Records from a dataset
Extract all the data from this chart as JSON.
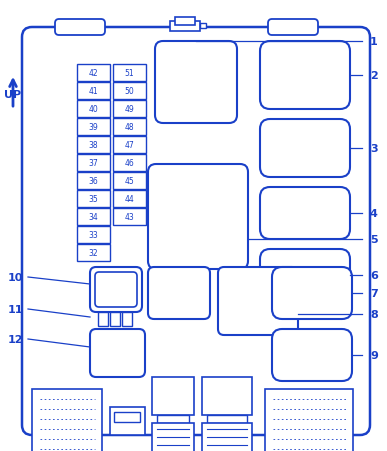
{
  "bg_color": "#ffffff",
  "line_color": "#1a40c8",
  "text_color": "#1a40c8",
  "fig_width": 3.87,
  "fig_height": 4.52,
  "up_label": "UP",
  "fuse_labels_col1": [
    "42",
    "41",
    "40",
    "39",
    "38",
    "37",
    "36",
    "35",
    "34",
    "33",
    "32"
  ],
  "fuse_labels_col2": [
    "51",
    "50",
    "49",
    "48",
    "47",
    "46",
    "45",
    "44",
    "43"
  ]
}
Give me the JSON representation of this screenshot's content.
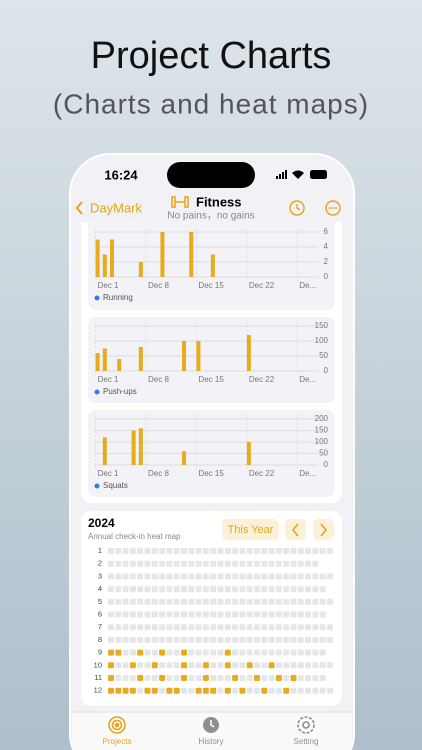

What you need to do: Without the pictures, repeat the listing above exactly.

Finished task:
Extract all the data from this chart as JSON.
{
  "bg_color": "#ffffff",
  "line_color": "#1a40c8",
  "text_color": "#1a40c8",
  "fig_width": 3.87,
  "fig_height": 4.52,
  "up_label": "UP",
  "fuse_labels_col1": [
    "42",
    "41",
    "40",
    "39",
    "38",
    "37",
    "36",
    "35",
    "34",
    "33",
    "32"
  ],
  "fuse_labels_col2": [
    "51",
    "50",
    "49",
    "48",
    "47",
    "46",
    "45",
    "44",
    "43"
  ]
}
Give me the JSON representation of this screenshot's content.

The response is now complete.